» What you are asked to do:
Which lines have the string "Heat"? Copy all of them from the entries below.

» Material provided:
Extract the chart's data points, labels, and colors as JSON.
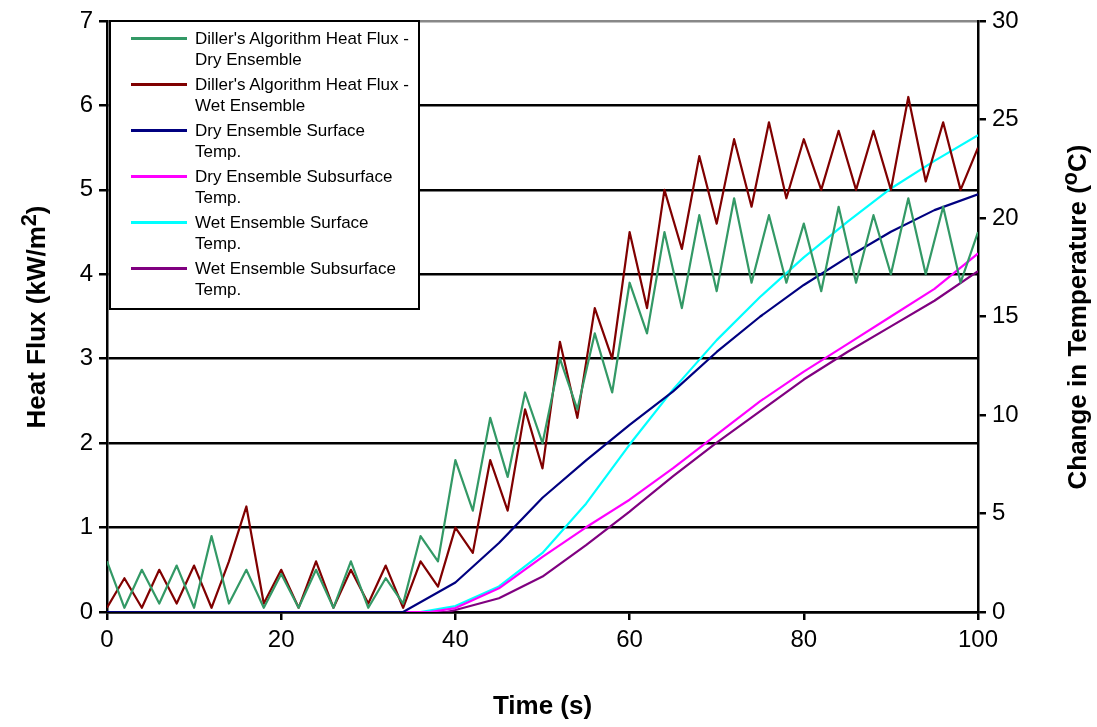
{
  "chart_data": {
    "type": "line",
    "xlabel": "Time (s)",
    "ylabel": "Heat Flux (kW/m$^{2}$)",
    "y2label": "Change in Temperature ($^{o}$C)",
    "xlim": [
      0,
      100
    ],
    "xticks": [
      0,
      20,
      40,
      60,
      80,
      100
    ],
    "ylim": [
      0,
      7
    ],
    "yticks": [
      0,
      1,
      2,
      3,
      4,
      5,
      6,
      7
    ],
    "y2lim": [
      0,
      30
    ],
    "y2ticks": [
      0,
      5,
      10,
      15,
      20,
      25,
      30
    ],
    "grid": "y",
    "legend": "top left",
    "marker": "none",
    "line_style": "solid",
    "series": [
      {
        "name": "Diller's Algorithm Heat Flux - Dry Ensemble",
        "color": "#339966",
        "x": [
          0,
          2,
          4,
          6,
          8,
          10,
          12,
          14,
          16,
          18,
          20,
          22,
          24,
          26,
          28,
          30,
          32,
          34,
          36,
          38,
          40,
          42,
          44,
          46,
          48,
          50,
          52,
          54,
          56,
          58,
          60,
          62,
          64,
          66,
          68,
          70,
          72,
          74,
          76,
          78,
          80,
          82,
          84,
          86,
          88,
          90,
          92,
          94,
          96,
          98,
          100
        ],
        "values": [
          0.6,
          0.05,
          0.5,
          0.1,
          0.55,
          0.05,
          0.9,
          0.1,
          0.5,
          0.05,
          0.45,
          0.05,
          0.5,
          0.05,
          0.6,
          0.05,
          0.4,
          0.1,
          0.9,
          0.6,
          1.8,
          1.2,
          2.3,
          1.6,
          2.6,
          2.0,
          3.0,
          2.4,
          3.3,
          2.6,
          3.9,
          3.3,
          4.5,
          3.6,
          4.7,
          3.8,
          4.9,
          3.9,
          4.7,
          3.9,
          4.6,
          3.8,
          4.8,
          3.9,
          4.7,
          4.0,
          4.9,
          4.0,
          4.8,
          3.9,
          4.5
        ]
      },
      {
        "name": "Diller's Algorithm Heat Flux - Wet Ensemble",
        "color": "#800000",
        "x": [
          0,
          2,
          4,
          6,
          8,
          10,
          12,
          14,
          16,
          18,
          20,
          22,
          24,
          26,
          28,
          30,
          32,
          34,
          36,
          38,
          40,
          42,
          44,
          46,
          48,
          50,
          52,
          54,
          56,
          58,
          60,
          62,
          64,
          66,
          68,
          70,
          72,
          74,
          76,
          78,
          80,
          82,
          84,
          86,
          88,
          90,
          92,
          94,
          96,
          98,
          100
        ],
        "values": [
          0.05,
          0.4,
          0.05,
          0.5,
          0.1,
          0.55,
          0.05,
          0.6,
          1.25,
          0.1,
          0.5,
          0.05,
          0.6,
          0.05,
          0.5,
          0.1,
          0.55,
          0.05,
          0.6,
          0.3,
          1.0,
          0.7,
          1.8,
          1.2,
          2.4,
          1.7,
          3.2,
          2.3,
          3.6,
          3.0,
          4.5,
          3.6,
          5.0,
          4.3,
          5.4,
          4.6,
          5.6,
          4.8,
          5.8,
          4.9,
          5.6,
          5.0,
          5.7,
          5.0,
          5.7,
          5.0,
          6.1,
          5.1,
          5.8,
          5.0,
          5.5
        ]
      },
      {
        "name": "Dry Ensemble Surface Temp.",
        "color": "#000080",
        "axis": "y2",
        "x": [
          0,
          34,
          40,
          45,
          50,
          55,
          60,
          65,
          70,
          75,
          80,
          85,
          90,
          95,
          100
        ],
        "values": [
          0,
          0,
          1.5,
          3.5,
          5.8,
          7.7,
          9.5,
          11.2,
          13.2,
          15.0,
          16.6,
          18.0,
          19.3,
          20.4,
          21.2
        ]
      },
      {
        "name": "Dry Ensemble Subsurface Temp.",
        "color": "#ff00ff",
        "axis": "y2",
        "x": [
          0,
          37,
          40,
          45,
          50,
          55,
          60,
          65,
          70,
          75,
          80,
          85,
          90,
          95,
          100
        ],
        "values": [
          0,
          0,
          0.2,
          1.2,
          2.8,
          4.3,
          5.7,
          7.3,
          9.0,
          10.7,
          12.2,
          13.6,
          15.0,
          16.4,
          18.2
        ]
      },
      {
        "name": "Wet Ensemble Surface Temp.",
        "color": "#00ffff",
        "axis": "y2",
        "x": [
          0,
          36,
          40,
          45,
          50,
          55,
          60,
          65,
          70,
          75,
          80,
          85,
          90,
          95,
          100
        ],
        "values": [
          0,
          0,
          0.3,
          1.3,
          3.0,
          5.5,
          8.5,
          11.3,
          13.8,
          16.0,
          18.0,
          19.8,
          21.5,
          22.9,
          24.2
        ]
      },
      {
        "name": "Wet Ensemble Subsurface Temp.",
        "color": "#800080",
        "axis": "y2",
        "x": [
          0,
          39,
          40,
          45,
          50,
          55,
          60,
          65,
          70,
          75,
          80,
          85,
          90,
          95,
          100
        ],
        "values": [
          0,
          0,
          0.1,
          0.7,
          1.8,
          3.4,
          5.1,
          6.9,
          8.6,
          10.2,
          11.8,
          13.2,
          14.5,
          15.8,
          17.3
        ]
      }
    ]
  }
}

» Exercise answer:
    "ylabel": "Heat Flux (kW/m$^{2}$)",
        "name": "Diller's Algorithm Heat Flux - Dry Ensemble",
        "name": "Diller's Algorithm Heat Flux - Wet Ensemble",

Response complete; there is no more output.